◆ DOCUMENT
******************************

Holy crap...let's assume some magic and only need 30 seconds per panel to cover them. 348480*30 = 10454400 seconds = 2904 hours. The average work week is 40 hours...so with a 10 person team it'd only take 7.26 weeks of time to cover up every single panel. Assume leaving them on for a day, and then another 7.26 weeks to remove all of them. So...just shy of 2 months of warning would be needed to cover that one 10 acre farm. The math is...just mind boggling.


Now...the 7.26 weeks is unforgiveable, but what about the energy requirements. It's moving mass...so the amount of mass would be great to know. We start by approximating the square footage of panels, different from the area covered because the panels are not simply lain flat on the ground. 42 million kwh is what Apple claims, and google estimates that at 186,000,000 square feet of panel coverage. Let's assume that you use the equivalent of about 10 layers of corrugated plastic to minimize waste, but absorb enough kinetic energy from the hail. It's a gross estimate, but the goal is minimum weight and thick enough only to prevent catastrophic damage.

******************************

◆ RECORDS PROVIDED

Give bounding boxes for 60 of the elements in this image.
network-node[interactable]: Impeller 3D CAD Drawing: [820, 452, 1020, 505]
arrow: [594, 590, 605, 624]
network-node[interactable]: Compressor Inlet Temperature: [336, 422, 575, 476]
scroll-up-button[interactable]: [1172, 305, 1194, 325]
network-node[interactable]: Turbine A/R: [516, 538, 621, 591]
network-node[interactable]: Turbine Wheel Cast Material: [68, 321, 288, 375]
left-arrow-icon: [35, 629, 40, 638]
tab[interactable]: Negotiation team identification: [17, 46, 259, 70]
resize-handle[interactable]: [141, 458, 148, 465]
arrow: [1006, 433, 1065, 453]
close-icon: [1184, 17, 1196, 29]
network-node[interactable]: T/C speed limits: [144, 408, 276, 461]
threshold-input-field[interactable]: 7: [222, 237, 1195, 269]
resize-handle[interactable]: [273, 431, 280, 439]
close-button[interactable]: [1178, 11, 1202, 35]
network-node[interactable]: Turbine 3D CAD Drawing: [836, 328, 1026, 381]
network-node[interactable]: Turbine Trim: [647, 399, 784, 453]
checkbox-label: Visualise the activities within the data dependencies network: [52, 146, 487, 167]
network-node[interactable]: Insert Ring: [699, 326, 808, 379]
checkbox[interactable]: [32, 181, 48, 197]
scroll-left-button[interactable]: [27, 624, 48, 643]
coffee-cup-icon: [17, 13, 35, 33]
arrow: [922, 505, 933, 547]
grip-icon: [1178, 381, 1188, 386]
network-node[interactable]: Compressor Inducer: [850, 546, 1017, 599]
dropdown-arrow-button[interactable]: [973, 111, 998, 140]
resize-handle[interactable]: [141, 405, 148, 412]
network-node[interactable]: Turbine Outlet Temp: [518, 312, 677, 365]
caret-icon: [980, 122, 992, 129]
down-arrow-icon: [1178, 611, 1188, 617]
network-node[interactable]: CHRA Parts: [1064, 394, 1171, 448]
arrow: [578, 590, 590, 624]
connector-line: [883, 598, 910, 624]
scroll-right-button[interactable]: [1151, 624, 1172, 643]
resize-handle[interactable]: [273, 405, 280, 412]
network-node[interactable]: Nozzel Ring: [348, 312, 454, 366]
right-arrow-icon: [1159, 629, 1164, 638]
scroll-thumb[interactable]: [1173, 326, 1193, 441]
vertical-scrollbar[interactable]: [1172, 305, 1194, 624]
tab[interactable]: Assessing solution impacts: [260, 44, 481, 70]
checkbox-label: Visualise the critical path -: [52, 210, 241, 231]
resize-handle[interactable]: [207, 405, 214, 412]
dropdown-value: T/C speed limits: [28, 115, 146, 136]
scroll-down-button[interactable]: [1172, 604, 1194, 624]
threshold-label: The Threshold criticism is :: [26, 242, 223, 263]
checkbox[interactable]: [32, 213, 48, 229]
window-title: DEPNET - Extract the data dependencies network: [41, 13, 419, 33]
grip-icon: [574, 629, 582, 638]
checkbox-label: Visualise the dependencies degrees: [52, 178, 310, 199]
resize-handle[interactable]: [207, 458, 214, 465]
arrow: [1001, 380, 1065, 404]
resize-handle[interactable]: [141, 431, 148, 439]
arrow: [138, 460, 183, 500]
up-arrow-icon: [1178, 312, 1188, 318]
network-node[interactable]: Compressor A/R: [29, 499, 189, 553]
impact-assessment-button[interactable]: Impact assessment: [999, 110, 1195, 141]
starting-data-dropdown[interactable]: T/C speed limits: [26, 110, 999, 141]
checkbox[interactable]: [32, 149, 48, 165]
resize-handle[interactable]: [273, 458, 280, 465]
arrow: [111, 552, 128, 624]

******************************

◆ DIRECTIVES
- A) Decide whether each statement agrees with the solar panel passage. Answer yes or no for each and quote the words of the passage that settle it.
(i) The estimate allows 30 seconds to cover each panel.
(ii) The estimate assumes a team of 40 people.
(iii) The cover material assumed is roughly 10 layers of corrugated plastic.
- B) Rewrite the paragraph of the solar panel passage that begins "Now...the 7.26 weeks" as a short list, keeping its main facts.
Work from the solar panel passage alone.

◆ RESPONSES FOR EACH TASK
- A)
(i) Yes: "only need 30 seconds per panel to cover them"
(ii) No: "with a 10 person team"
(iii) Yes: "the equivalent of about 10 layers of corrugated plastic"

- B)
- The 7.26 weeks of time is unforgivable, and the energy requirements also matter.
- Covering panels means moving mass, so the amount of mass needs to be known.
- The first step is approximating the square footage of the panels. This differs from the area covered because the panels do not lie flat on the ground.
- Apple claims 42 million kWh, which Google estimates at 186,000,000 square feet of panel coverage.
- The assumed cover is the equivalent of about 10 layers of corrugated plastic. This gross estimate aims for minimum weight that is still thick enough to absorb hail's kinetic energy and prevent catastrophic damage.